Dataset items:

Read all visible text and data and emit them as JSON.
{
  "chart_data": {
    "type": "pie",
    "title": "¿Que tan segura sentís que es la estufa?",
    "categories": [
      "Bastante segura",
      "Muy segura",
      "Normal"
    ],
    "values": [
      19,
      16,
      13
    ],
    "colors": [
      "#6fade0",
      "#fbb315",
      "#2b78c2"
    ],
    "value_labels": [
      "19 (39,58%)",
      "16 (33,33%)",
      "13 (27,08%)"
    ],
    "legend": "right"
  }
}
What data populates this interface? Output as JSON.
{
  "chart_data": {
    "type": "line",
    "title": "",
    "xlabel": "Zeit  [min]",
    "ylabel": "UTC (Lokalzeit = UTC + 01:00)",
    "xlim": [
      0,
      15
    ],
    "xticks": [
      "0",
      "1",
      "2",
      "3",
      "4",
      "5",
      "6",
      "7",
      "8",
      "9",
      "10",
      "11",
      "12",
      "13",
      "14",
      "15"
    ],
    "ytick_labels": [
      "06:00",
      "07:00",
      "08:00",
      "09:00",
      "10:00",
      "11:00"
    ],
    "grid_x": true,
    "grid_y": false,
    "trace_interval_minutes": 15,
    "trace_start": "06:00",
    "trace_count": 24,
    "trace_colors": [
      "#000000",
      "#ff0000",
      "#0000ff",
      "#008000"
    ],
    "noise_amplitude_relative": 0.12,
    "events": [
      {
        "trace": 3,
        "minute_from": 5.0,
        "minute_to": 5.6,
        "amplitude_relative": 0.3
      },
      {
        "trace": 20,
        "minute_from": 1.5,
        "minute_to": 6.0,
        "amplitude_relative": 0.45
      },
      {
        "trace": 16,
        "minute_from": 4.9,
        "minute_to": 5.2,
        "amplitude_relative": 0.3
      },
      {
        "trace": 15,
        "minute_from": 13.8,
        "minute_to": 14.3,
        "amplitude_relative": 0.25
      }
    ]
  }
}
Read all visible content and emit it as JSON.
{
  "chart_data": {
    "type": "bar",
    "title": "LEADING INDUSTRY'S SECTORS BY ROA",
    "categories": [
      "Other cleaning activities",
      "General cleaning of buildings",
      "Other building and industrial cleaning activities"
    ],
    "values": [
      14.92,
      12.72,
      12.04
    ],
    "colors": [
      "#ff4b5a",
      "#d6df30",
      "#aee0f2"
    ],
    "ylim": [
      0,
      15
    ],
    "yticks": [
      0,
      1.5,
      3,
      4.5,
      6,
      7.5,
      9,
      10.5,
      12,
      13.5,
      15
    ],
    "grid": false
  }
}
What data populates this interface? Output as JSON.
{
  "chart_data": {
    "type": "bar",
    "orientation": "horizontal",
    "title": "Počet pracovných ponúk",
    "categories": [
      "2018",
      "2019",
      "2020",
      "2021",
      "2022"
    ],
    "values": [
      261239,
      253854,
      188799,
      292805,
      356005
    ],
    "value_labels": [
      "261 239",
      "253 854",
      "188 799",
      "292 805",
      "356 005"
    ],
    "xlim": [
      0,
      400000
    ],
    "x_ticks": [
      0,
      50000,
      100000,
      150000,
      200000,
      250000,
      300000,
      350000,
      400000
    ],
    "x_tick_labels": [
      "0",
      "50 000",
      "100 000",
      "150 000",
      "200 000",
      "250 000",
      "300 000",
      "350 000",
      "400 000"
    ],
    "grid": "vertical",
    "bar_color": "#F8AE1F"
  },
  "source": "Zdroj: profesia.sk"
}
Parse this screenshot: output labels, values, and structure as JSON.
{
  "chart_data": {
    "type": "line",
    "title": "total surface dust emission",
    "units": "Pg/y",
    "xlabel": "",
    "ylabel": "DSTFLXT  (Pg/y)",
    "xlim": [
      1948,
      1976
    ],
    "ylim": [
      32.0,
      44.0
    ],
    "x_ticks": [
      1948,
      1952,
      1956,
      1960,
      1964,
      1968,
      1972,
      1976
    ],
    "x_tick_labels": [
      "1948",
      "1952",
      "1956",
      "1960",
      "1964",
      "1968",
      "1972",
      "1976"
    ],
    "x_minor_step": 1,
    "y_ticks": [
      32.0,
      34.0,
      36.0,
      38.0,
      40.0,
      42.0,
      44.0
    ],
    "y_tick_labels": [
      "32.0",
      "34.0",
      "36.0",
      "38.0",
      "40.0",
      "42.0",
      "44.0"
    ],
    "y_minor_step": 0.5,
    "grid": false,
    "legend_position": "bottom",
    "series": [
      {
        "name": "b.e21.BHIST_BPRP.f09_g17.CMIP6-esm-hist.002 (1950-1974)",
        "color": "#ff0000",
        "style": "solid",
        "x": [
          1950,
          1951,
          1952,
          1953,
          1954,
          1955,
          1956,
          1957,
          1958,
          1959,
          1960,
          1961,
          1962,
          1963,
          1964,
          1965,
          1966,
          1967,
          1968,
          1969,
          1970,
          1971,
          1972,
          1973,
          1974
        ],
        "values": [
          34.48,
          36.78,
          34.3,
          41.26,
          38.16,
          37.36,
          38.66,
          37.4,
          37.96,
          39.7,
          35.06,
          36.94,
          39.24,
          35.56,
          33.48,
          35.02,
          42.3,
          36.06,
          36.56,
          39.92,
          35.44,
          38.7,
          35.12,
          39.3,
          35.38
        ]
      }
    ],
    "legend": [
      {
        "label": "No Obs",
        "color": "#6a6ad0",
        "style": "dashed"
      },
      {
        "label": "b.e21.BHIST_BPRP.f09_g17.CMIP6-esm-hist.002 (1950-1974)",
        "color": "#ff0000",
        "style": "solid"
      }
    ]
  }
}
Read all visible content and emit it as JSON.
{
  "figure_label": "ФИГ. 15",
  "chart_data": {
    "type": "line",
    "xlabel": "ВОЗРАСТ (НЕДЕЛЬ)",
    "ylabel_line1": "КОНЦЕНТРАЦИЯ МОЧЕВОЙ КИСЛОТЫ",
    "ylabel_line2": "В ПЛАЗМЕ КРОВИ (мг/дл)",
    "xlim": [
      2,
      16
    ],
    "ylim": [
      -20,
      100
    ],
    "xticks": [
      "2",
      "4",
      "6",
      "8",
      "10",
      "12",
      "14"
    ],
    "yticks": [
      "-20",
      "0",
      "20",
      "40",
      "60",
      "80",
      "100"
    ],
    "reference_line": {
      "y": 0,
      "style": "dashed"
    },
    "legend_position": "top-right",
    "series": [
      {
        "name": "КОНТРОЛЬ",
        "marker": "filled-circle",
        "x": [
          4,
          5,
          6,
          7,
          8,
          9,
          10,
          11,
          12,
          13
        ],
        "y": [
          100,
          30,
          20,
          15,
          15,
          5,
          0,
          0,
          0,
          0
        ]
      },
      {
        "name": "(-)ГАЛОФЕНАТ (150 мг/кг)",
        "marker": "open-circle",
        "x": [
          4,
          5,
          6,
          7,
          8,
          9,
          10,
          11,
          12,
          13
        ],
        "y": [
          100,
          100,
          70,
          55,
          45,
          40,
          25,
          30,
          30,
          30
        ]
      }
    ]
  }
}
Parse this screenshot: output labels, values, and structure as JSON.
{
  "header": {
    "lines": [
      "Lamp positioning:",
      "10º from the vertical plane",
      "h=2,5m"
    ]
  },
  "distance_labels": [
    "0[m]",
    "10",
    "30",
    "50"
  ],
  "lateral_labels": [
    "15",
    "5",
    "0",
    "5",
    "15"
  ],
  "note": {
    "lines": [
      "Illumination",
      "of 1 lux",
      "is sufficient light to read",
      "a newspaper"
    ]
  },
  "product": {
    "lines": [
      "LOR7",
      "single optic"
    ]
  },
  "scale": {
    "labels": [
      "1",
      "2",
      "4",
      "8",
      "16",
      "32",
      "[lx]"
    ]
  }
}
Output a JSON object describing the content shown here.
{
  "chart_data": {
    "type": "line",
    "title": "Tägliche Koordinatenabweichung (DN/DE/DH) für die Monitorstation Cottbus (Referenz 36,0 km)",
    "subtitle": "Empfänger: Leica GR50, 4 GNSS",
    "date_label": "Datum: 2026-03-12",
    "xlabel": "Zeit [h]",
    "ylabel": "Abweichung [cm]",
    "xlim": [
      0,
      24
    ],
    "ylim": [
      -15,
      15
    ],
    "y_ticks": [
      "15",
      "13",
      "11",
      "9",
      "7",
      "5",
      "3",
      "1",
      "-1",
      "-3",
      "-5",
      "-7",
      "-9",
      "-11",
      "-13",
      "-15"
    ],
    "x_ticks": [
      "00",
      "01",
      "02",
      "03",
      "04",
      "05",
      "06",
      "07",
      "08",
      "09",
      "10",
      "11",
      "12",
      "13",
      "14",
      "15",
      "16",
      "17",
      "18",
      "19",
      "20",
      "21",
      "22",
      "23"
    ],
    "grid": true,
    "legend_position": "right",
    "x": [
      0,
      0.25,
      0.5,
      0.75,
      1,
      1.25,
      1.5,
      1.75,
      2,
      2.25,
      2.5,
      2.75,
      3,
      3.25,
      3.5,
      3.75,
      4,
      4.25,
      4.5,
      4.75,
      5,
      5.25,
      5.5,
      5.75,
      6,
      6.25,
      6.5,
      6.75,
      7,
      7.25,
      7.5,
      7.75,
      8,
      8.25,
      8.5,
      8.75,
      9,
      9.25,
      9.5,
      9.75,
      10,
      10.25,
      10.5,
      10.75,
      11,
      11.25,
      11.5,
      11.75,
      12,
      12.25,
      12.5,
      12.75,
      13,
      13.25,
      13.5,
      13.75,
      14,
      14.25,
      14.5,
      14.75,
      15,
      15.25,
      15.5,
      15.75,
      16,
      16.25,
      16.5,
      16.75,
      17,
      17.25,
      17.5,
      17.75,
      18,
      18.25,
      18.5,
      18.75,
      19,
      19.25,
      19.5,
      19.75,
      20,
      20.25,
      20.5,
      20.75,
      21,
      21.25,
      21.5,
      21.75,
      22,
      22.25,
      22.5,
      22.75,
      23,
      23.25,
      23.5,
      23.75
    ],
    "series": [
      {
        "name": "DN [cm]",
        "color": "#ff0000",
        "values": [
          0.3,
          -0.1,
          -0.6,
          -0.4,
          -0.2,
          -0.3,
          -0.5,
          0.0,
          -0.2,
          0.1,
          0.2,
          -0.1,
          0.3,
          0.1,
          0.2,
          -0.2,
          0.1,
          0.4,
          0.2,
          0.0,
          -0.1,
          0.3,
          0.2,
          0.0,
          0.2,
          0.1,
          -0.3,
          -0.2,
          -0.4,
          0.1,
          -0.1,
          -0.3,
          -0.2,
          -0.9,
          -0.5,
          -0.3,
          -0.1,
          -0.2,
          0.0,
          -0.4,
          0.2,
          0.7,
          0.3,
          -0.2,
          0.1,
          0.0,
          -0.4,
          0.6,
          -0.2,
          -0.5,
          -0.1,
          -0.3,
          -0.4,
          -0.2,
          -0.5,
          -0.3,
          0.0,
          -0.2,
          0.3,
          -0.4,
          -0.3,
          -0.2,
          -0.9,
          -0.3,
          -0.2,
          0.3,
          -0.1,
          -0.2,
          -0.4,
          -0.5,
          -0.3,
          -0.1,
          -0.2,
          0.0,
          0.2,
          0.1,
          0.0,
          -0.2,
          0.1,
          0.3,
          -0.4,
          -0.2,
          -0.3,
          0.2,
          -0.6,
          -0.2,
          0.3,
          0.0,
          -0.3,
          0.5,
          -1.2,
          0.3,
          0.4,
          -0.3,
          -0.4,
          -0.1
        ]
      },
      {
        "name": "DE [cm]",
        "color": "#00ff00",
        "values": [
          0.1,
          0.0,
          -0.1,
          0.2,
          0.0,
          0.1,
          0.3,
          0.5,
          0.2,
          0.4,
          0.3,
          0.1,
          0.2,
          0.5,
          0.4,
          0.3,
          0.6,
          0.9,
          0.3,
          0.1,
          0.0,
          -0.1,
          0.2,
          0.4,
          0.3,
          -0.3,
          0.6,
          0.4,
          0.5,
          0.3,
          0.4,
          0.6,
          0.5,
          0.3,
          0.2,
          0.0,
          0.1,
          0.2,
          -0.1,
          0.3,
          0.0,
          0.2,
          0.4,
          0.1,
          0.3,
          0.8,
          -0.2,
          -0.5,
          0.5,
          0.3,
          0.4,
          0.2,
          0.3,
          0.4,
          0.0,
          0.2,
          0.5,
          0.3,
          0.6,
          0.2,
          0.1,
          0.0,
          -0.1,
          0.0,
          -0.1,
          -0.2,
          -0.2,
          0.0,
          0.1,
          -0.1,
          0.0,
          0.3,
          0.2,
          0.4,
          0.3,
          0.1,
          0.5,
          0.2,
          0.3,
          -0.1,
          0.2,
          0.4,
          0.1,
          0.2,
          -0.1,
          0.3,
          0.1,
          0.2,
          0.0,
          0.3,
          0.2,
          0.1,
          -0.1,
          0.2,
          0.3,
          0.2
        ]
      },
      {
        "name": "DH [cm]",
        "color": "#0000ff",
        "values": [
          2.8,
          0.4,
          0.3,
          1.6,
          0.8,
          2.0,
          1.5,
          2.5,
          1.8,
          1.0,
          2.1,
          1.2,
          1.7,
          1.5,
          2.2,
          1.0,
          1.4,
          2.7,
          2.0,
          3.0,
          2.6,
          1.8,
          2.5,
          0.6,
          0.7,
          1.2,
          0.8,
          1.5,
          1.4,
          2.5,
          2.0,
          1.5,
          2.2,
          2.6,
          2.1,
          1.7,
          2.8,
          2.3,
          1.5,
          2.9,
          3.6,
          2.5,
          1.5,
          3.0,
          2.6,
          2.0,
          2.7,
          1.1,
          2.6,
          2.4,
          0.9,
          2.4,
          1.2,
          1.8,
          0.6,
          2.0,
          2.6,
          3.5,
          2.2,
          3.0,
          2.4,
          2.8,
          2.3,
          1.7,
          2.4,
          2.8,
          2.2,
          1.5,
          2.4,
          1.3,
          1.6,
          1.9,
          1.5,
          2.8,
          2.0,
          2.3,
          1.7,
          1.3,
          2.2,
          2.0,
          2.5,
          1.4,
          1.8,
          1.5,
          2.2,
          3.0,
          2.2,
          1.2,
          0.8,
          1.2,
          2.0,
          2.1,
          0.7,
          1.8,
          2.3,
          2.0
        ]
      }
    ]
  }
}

- Task description:
Gather every line from the listing above in which the word "marker" appears.

- Answer to this exercise:
        "marker": "filled-circle",
        "marker": "open-circle",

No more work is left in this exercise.